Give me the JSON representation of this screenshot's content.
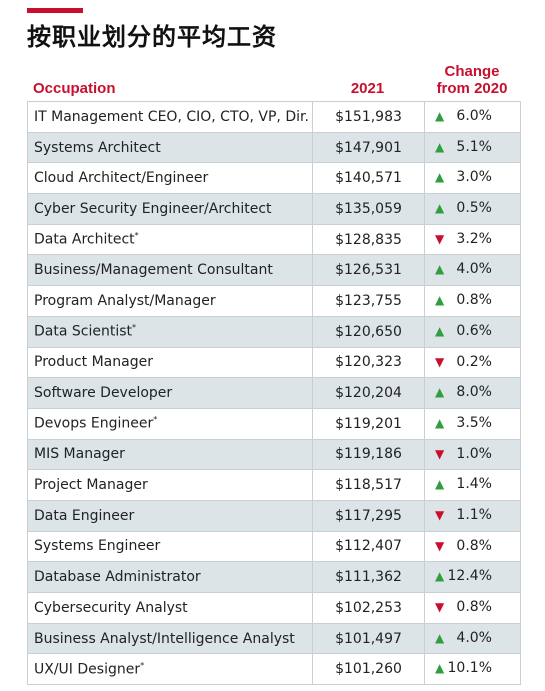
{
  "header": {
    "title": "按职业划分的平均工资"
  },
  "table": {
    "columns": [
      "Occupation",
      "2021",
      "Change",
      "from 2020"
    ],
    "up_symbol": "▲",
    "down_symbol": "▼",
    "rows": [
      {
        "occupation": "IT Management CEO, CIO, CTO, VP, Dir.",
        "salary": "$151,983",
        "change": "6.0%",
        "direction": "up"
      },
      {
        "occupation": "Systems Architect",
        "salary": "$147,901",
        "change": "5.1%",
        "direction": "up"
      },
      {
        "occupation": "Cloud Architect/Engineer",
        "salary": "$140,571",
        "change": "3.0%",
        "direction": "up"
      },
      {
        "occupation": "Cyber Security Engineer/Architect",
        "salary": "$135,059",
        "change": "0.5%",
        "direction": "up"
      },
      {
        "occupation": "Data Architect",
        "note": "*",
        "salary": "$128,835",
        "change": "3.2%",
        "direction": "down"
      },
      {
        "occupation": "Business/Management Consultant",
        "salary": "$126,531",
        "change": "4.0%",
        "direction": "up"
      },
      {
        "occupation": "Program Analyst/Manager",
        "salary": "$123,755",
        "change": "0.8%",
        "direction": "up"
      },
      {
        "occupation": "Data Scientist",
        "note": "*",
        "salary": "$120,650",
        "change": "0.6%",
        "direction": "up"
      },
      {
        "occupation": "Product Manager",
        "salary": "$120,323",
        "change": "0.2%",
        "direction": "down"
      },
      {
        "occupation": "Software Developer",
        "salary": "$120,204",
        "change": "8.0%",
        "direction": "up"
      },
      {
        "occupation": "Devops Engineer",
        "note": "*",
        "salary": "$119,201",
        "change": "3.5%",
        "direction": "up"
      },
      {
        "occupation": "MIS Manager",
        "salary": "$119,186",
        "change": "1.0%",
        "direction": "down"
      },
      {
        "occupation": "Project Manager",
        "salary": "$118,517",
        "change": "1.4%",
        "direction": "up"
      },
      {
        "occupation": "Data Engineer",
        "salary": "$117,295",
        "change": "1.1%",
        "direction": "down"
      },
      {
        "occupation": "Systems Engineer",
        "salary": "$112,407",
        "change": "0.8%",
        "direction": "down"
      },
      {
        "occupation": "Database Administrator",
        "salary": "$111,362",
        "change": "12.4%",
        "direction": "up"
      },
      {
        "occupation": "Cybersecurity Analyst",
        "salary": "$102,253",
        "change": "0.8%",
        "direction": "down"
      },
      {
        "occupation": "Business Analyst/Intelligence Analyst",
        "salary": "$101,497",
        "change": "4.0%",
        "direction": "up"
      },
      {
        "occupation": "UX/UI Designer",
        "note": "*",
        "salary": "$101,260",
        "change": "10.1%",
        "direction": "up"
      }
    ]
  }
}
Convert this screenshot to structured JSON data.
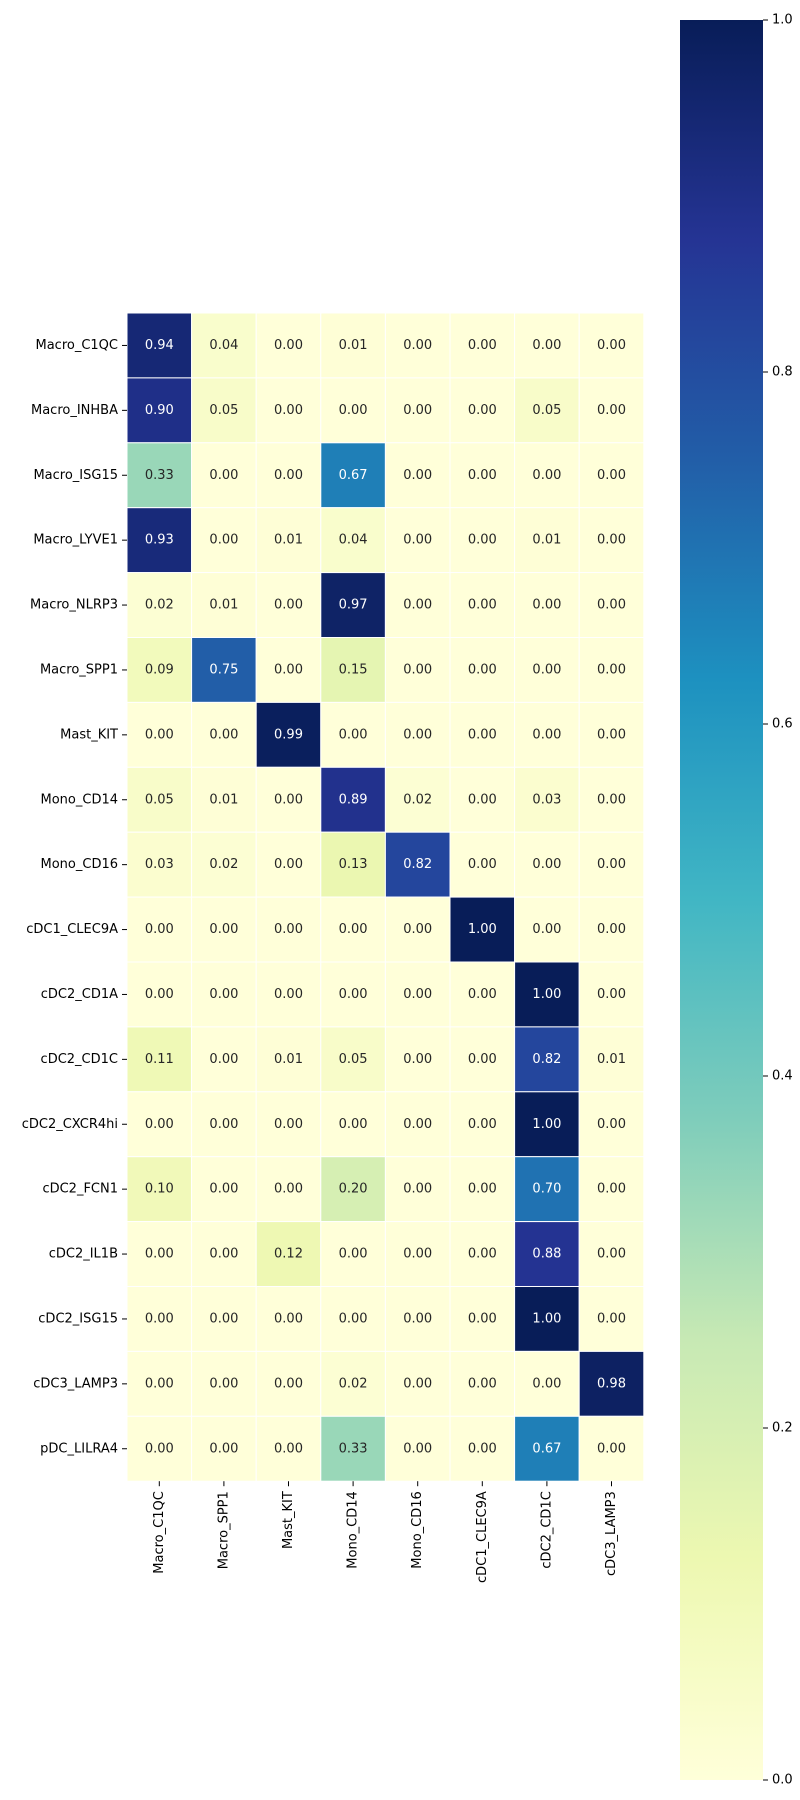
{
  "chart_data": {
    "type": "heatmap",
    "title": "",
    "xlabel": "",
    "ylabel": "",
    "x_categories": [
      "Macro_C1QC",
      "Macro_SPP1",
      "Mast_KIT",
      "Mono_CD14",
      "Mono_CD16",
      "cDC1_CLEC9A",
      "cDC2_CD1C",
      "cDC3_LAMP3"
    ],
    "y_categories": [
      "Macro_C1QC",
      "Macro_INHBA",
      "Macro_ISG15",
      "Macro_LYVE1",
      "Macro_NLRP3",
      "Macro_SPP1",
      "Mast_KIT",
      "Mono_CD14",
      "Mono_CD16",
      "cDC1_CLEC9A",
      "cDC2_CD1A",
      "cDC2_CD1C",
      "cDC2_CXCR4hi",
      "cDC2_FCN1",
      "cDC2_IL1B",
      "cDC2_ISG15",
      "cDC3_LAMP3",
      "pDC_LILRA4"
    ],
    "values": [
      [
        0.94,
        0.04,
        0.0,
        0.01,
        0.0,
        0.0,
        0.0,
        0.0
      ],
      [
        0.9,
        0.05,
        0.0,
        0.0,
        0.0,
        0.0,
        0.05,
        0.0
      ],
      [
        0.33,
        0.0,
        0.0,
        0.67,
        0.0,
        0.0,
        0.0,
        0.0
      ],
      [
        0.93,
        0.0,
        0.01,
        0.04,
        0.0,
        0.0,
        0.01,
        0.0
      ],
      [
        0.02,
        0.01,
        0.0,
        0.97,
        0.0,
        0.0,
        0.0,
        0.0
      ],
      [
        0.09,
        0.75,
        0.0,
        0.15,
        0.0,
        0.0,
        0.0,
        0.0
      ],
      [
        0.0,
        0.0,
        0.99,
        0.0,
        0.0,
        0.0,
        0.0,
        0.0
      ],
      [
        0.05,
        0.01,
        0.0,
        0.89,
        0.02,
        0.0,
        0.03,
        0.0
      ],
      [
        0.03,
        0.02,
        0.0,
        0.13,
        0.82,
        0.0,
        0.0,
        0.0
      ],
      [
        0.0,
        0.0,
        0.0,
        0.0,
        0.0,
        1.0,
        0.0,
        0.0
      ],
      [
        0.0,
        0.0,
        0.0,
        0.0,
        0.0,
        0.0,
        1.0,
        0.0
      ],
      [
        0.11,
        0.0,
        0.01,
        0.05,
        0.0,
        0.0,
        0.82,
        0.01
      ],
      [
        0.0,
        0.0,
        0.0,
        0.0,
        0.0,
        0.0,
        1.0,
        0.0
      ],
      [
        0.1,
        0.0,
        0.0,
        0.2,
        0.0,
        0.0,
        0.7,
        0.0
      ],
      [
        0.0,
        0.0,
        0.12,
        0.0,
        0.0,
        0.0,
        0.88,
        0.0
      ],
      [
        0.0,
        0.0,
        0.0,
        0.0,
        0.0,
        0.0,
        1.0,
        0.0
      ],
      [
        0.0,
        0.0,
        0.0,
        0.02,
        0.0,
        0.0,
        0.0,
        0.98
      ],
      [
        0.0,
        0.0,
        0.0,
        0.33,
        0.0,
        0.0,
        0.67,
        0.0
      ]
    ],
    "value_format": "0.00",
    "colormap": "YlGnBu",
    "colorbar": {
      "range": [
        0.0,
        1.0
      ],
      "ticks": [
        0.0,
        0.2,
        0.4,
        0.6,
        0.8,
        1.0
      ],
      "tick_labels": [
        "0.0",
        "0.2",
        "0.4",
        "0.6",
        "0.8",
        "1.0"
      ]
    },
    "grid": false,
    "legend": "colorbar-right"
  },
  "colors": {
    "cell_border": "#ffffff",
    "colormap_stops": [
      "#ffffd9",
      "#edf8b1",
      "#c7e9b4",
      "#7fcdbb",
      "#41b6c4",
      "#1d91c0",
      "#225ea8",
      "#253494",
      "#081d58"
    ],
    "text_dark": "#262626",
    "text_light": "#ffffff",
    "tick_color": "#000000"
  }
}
= = = =
WHAT YOU SHOULD DO.
Strip the images and reproduce the remaining records precisely.

FINISHED EXERCISE.
Give me the JSON representation of this screenshot's content.
{
  "header": {
    "title": "按职业划分的平均工资"
  },
  "table": {
    "columns": [
      "Occupation",
      "2021",
      "Change",
      "from 2020"
    ],
    "up_symbol": "▲",
    "down_symbol": "▼",
    "rows": [
      {
        "occupation": "IT Management CEO, CIO, CTO, VP, Dir.",
        "salary": "$151,983",
        "change": "6.0%",
        "direction": "up"
      },
      {
        "occupation": "Systems Architect",
        "salary": "$147,901",
        "change": "5.1%",
        "direction": "up"
      },
      {
        "occupation": "Cloud Architect/Engineer",
        "salary": "$140,571",
        "change": "3.0%",
        "direction": "up"
      },
      {
        "occupation": "Cyber Security Engineer/Architect",
        "salary": "$135,059",
        "change": "0.5%",
        "direction": "up"
      },
      {
        "occupation": "Data Architect",
        "note": "*",
        "salary": "$128,835",
        "change": "3.2%",
        "direction": "down"
      },
      {
        "occupation": "Business/Management Consultant",
        "salary": "$126,531",
        "change": "4.0%",
        "direction": "up"
      },
      {
        "occupation": "Program Analyst/Manager",
        "salary": "$123,755",
        "change": "0.8%",
        "direction": "up"
      },
      {
        "occupation": "Data Scientist",
        "note": "*",
        "salary": "$120,650",
        "change": "0.6%",
        "direction": "up"
      },
      {
        "occupation": "Product Manager",
        "salary": "$120,323",
        "change": "0.2%",
        "direction": "down"
      },
      {
        "occupation": "Software Developer",
        "salary": "$120,204",
        "change": "8.0%",
        "direction": "up"
      },
      {
        "occupation": "Devops Engineer",
        "note": "*",
        "salary": "$119,201",
        "change": "3.5%",
        "direction": "up"
      },
      {
        "occupation": "MIS Manager",
        "salary": "$119,186",
        "change": "1.0%",
        "direction": "down"
      },
      {
        "occupation": "Project Manager",
        "salary": "$118,517",
        "change": "1.4%",
        "direction": "up"
      },
      {
        "occupation": "Data Engineer",
        "salary": "$117,295",
        "change": "1.1%",
        "direction": "down"
      },
      {
        "occupation": "Systems Engineer",
        "salary": "$112,407",
        "change": "0.8%",
        "direction": "down"
      },
      {
        "occupation": "Database Administrator",
        "salary": "$111,362",
        "change": "12.4%",
        "direction": "up"
      },
      {
        "occupation": "Cybersecurity Analyst",
        "salary": "$102,253",
        "change": "0.8%",
        "direction": "down"
      },
      {
        "occupation": "Business Analyst/Intelligence Analyst",
        "salary": "$101,497",
        "change": "4.0%",
        "direction": "up"
      },
      {
        "occupation": "UX/UI Designer",
        "note": "*",
        "salary": "$101,260",
        "change": "10.1%",
        "direction": "up"
      }
    ]
  }
}
Convert this screenshot to structured JSON data.
{
  "chart_data": {
    "type": "heatmap",
    "title": "",
    "xlabel": "",
    "ylabel": "",
    "x_categories": [
      "Macro_C1QC",
      "Macro_SPP1",
      "Mast_KIT",
      "Mono_CD14",
      "Mono_CD16",
      "cDC1_CLEC9A",
      "cDC2_CD1C",
      "cDC3_LAMP3"
    ],
    "y_categories": [
      "Macro_C1QC",
      "Macro_INHBA",
      "Macro_ISG15",
      "Macro_LYVE1",
      "Macro_NLRP3",
      "Macro_SPP1",
      "Mast_KIT",
      "Mono_CD14",
      "Mono_CD16",
      "cDC1_CLEC9A",
      "cDC2_CD1A",
      "cDC2_CD1C",
      "cDC2_CXCR4hi",
      "cDC2_FCN1",
      "cDC2_IL1B",
      "cDC2_ISG15",
      "cDC3_LAMP3",
      "pDC_LILRA4"
    ],
    "values": [
      [
        0.94,
        0.04,
        0.0,
        0.01,
        0.0,
        0.0,
        0.0,
        0.0
      ],
      [
        0.9,
        0.05,
        0.0,
        0.0,
        0.0,
        0.0,
        0.05,
        0.0
      ],
      [
        0.33,
        0.0,
        0.0,
        0.67,
        0.0,
        0.0,
        0.0,
        0.0
      ],
      [
        0.93,
        0.0,
        0.01,
        0.04,
        0.0,
        0.0,
        0.01,
        0.0
      ],
      [
        0.02,
        0.01,
        0.0,
        0.97,
        0.0,
        0.0,
        0.0,
        0.0
      ],
      [
        0.09,
        0.75,
        0.0,
        0.15,
        0.0,
        0.0,
        0.0,
        0.0
      ],
      [
        0.0,
        0.0,
        0.99,
        0.0,
        0.0,
        0.0,
        0.0,
        0.0
      ],
      [
        0.05,
        0.01,
        0.0,
        0.89,
        0.02,
        0.0,
        0.03,
        0.0
      ],
      [
        0.03,
        0.02,
        0.0,
        0.13,
        0.82,
        0.0,
        0.0,
        0.0
      ],
      [
        0.0,
        0.0,
        0.0,
        0.0,
        0.0,
        1.0,
        0.0,
        0.0
      ],
      [
        0.0,
        0.0,
        0.0,
        0.0,
        0.0,
        0.0,
        1.0,
        0.0
      ],
      [
        0.11,
        0.0,
        0.01,
        0.05,
        0.0,
        0.0,
        0.82,
        0.01
      ],
      [
        0.0,
        0.0,
        0.0,
        0.0,
        0.0,
        0.0,
        1.0,
        0.0
      ],
      [
        0.1,
        0.0,
        0.0,
        0.2,
        0.0,
        0.0,
        0.7,
        0.0
      ],
      [
        0.0,
        0.0,
        0.12,
        0.0,
        0.0,
        0.0,
        0.88,
        0.0
      ],
      [
        0.0,
        0.0,
        0.0,
        0.0,
        0.0,
        0.0,
        1.0,
        0.0
      ],
      [
        0.0,
        0.0,
        0.0,
        0.02,
        0.0,
        0.0,
        0.0,
        0.98
      ],
      [
        0.0,
        0.0,
        0.0,
        0.33,
        0.0,
        0.0,
        0.67,
        0.0
      ]
    ],
    "value_format": "0.00",
    "colormap": "YlGnBu",
    "colorbar": {
      "range": [
        0.0,
        1.0
      ],
      "ticks": [
        0.0,
        0.2,
        0.4,
        0.6,
        0.8,
        1.0
      ],
      "tick_labels": [
        "0.0",
        "0.2",
        "0.4",
        "0.6",
        "0.8",
        "1.0"
      ]
    },
    "grid": false,
    "legend": "colorbar-right"
  },
  "colors": {
    "cell_border": "#ffffff",
    "colormap_stops": [
      "#ffffd9",
      "#edf8b1",
      "#c7e9b4",
      "#7fcdbb",
      "#41b6c4",
      "#1d91c0",
      "#225ea8",
      "#253494",
      "#081d58"
    ],
    "text_dark": "#262626",
    "text_light": "#ffffff",
    "tick_color": "#000000"
  }
}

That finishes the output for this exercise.